§ ЗАДАНИЕ 1:
Выпишите дословно из отрывка «Словесное расследование» кусок от слов «Я хочу поделиться» до слов «прочитать и об этом.» включительно.

☆ ☆ ☆ ☆

Читать книгу Всемирная библиотека. Non-Fiction. Избранное - Хорхе Луис Борхес - Страница 10

Часть I
Ранние работы
1922–1928
Словесное расследование

Оглавление

I

Я хочу поделиться с читателями одним из своих неведений: хочу написать о строптивой неподдающейся загадке – вдруг какой-нибудь сомневающийся читатель поможет мне над ней сомневаться, а возможно, наш общий полумрак, соединившись, обернется светом. Проблема моя – почти грамматического свойства, заранее предупреждаю тех читателей, которые (под видом дружеской помощи) осуждают мои языковые копания и требуют от меня человеческих историй. Я мог бы ответить, что самое человеческое (то есть наименее минеральное, растительное, животное и даже ангелическое) – это и есть грамматика; но я понимаю таких критиков и приношу извинения за эту статью. Моим страданиям и моим восторгам будут отведены другие страницы, если кто-то захочет прочитать и об этом.

Вот вопрос, который оставляет меня в недоумении: какой психологический процесс позволяет нам понимать высказывание?

☆ ☆ ☆ ☆

§ ЗАДАНИЕ 2:
Повторите без единого изменения строки записей с самого начала до строки с «panel-caption-b: (b) (2028, 850, 2071, 890)» включительно.

§ ПОКАЗАННЫЕ ЗАПИСИ:
☆ ☆ ☆ ☆

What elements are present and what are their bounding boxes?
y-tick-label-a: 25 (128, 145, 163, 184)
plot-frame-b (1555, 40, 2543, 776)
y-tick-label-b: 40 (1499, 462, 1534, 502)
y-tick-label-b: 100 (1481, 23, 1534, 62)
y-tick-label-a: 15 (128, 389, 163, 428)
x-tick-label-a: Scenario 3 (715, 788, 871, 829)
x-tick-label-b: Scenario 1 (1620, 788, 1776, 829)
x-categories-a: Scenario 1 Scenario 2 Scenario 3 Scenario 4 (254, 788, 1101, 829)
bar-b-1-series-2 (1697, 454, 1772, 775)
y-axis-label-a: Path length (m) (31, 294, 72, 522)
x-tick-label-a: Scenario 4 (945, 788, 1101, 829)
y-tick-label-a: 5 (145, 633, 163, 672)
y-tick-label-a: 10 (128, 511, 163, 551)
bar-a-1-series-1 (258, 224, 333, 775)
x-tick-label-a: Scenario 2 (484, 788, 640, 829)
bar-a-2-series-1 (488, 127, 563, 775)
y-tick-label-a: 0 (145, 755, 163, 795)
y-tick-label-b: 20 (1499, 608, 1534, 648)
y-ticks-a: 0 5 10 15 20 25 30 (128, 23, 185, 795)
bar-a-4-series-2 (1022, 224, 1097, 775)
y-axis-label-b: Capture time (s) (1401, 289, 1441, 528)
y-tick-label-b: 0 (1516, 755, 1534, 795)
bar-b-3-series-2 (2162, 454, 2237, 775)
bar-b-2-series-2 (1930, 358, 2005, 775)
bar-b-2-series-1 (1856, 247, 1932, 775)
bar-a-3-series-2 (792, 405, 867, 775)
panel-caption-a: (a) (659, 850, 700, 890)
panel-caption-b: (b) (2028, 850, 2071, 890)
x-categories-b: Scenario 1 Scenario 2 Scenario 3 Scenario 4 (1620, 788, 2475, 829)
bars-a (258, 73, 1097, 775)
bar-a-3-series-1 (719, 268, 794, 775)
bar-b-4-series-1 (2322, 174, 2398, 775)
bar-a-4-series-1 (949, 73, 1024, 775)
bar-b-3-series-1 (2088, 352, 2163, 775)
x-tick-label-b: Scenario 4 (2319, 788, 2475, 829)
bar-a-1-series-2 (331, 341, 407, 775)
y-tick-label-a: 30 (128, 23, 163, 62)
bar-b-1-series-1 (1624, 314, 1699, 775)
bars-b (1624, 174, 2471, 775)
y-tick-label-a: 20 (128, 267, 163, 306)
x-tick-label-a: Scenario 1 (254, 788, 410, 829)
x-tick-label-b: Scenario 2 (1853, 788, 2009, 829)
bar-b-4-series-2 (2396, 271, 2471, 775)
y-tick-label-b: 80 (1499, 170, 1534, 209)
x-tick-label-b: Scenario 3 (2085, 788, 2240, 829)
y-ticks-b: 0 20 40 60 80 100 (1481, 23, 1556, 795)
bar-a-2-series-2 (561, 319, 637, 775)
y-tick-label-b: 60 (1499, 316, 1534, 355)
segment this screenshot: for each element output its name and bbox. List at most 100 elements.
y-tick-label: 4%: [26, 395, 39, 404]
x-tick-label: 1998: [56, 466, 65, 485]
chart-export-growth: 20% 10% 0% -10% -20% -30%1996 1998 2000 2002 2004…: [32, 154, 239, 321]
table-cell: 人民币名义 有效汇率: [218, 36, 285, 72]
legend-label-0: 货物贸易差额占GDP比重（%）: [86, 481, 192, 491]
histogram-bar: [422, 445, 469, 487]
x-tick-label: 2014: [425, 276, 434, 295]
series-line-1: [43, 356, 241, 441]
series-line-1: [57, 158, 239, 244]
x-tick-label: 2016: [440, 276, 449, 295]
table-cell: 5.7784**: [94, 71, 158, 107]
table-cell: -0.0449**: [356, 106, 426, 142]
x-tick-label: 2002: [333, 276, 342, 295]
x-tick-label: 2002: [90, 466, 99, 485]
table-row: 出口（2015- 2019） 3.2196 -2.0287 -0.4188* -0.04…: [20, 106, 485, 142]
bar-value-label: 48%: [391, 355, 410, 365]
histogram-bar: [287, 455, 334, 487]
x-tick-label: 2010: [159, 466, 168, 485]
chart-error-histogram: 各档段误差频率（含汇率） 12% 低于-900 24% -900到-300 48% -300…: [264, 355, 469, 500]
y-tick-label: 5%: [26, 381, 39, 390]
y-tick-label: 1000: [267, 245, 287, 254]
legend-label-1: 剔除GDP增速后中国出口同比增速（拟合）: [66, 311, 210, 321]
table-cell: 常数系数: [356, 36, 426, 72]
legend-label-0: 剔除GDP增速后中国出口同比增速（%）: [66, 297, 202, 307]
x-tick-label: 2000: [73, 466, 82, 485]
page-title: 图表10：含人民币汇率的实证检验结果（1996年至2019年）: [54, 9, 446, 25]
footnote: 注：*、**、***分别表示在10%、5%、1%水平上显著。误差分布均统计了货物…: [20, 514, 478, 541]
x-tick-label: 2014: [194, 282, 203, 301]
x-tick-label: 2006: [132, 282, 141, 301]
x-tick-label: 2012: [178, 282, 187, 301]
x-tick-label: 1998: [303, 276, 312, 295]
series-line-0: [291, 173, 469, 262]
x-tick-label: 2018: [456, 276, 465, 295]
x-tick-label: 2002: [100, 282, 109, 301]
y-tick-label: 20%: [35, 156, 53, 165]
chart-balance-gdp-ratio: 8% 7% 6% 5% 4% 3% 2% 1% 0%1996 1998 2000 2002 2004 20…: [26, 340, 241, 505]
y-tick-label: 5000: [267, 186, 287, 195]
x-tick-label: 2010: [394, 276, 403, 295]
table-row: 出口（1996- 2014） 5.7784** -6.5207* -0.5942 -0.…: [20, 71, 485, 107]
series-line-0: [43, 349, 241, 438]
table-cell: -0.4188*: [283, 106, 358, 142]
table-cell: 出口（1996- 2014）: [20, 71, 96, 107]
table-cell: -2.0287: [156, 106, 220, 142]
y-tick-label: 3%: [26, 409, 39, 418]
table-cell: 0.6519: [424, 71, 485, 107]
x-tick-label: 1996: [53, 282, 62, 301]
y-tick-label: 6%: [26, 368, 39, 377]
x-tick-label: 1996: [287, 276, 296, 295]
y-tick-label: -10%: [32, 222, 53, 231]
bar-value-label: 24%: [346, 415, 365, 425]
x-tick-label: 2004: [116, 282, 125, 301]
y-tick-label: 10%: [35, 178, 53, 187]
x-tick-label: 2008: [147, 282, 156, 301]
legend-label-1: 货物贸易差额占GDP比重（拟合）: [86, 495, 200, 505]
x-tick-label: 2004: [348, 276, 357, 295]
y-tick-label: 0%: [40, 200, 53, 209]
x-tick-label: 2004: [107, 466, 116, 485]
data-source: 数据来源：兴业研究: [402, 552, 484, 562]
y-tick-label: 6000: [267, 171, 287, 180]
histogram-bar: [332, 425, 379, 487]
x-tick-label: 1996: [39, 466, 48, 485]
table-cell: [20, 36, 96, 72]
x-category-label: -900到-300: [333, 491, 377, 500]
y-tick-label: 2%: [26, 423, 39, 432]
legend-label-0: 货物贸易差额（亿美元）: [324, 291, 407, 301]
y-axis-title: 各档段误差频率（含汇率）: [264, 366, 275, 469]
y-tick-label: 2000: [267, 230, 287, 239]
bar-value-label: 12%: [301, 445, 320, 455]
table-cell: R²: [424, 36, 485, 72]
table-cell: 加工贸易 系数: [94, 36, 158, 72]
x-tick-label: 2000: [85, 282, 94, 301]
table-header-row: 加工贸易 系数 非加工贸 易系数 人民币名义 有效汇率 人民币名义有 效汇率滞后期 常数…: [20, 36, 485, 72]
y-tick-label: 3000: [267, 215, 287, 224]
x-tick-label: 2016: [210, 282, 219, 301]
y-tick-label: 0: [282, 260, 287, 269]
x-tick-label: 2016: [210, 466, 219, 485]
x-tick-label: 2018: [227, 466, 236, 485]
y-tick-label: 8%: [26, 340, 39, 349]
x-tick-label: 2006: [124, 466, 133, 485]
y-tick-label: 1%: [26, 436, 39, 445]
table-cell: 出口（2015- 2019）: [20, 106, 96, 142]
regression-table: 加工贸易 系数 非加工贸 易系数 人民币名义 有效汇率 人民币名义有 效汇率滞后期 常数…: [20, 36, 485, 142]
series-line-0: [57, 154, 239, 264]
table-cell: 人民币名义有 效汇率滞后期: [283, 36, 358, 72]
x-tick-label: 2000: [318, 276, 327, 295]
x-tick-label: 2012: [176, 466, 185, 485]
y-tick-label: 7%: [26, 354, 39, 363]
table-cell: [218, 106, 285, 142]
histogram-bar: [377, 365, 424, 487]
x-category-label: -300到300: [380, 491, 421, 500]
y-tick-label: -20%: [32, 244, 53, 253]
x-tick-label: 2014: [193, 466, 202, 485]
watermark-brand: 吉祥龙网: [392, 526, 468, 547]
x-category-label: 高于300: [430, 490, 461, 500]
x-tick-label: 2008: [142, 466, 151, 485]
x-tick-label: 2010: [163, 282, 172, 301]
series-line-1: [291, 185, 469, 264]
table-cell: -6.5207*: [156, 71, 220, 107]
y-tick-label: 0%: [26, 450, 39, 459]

☆ ☆ ☆ ☆

§ РЕШЕНИЕ ЗАДАНИЯ 1:
Я хочу поделиться с читателями одним из своих неведений: хочу написать о строптивой неподдающейся загадке – вдруг какой-нибудь сомневающийся читатель поможет мне над ней сомневаться, а возможно, наш общий полумрак, соединившись, обернется светом. Проблема моя – почти грамматического свойства, заранее предупреждаю тех читателей, которые (под видом дружеской помощи) осуждают мои языковые копания и требуют от меня человеческих историй. Я мог бы ответить, что самое человеческое (то есть наименее минеральное, растительное, животное и даже ангелическое) – это и есть грамматика; но я понимаю таких критиков и приношу извинения за эту статью. Моим страданиям и моим восторгам будут отведены другие страницы, если кто-то захочет прочитать и об этом.

§ РЕШЕНИЕ ЗАДАНИЯ 2:
What elements are present and what are their bounding boxes?
y-tick-label-a: 25 (128, 145, 163, 184)
plot-frame-b (1555, 40, 2543, 776)
y-tick-label-b: 40 (1499, 462, 1534, 502)
y-tick-label-b: 100 (1481, 23, 1534, 62)
y-tick-label-a: 15 (128, 389, 163, 428)
x-tick-label-a: Scenario 3 (715, 788, 871, 829)
x-tick-label-b: Scenario 1 (1620, 788, 1776, 829)
x-categories-a: Scenario 1 Scenario 2 Scenario 3 Scenario 4 (254, 788, 1101, 829)
bar-b-1-series-2 (1697, 454, 1772, 775)
y-axis-label-a: Path length (m) (31, 294, 72, 522)
x-tick-label-a: Scenario 4 (945, 788, 1101, 829)
y-tick-label-a: 5 (145, 633, 163, 672)
y-tick-label-a: 10 (128, 511, 163, 551)
bar-a-1-series-1 (258, 224, 333, 775)
x-tick-label-a: Scenario 2 (484, 788, 640, 829)
bar-a-2-series-1 (488, 127, 563, 775)
y-tick-label-a: 0 (145, 755, 163, 795)
y-tick-label-b: 20 (1499, 608, 1534, 648)
y-ticks-a: 0 5 10 15 20 25 30 (128, 23, 185, 795)
bar-a-4-series-2 (1022, 224, 1097, 775)
y-axis-label-b: Capture time (s) (1401, 289, 1441, 528)
y-tick-label-b: 0 (1516, 755, 1534, 795)
bar-b-3-series-2 (2162, 454, 2237, 775)
bar-b-2-series-2 (1930, 358, 2005, 775)
bar-b-2-series-1 (1856, 247, 1932, 775)
bar-a-3-series-2 (792, 405, 867, 775)
panel-caption-a: (a) (659, 850, 700, 890)
panel-caption-b: (b) (2028, 850, 2071, 890)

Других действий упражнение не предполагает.